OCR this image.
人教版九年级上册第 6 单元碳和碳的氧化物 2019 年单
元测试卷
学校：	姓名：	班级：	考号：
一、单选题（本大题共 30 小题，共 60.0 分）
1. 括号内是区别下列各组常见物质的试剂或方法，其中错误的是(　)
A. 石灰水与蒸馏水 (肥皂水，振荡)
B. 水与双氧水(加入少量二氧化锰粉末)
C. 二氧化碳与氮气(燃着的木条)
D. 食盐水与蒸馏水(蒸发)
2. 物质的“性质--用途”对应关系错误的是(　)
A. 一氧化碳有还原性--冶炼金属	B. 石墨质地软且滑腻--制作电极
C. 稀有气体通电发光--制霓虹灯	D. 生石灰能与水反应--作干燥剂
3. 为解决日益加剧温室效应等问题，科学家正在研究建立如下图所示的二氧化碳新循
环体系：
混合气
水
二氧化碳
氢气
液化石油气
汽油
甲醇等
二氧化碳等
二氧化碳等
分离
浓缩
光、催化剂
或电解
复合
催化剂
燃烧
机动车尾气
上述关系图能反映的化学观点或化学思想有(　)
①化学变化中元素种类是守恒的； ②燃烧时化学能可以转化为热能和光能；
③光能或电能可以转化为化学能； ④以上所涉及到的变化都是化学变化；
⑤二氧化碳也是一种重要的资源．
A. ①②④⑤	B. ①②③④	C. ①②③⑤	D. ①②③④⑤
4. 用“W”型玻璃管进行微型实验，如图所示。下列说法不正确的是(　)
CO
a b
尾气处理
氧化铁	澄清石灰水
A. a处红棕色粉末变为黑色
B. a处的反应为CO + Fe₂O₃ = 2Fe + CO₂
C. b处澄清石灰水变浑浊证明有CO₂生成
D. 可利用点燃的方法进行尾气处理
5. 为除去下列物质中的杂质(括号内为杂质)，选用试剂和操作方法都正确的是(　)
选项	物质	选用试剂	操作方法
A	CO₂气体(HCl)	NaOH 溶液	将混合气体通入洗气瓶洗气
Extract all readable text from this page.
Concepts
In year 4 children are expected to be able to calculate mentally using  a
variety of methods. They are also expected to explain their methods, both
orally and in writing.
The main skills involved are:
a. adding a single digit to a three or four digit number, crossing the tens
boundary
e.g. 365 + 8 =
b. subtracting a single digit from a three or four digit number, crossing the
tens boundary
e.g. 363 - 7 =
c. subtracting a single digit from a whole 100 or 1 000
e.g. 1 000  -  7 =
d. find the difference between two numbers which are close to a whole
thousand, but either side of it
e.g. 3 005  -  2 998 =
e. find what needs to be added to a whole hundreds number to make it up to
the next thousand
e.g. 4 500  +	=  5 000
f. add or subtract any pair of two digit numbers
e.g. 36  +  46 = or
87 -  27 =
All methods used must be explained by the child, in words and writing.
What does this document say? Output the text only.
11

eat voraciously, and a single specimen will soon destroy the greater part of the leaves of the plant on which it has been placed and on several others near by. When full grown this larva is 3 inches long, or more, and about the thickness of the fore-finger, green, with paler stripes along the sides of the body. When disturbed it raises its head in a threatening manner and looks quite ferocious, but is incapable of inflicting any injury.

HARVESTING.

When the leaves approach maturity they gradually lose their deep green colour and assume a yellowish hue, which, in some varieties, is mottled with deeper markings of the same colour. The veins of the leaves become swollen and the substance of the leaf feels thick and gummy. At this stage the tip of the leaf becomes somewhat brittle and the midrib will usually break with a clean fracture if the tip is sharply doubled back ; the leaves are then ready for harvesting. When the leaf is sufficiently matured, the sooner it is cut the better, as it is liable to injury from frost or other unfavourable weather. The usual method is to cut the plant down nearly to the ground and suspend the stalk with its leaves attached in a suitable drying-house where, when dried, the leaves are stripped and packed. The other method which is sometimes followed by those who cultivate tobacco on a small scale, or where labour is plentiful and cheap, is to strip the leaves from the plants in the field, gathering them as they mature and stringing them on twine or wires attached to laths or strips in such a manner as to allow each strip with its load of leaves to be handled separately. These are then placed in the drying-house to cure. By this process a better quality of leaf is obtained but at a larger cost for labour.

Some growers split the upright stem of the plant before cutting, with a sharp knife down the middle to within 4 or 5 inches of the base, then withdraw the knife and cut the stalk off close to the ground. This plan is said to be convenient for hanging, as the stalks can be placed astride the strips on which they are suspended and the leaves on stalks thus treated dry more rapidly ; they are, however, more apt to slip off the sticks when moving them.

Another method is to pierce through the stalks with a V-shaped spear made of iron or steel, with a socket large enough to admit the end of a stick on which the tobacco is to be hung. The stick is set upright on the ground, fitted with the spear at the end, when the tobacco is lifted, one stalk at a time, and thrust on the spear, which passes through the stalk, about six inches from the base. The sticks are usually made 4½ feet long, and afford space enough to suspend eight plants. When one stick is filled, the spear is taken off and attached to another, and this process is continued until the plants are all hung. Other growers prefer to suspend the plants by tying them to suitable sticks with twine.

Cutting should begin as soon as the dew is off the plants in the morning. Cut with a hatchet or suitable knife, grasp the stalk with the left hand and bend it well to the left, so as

● SHORT EXERCISE
Pull every line containing the word "expected" out of the material and copy it.

● OUTPUT FOR THIS TASK
In year 4 children are expected to be able to calculate mentally using  a
variety of methods. They are also expected to explain their methods, both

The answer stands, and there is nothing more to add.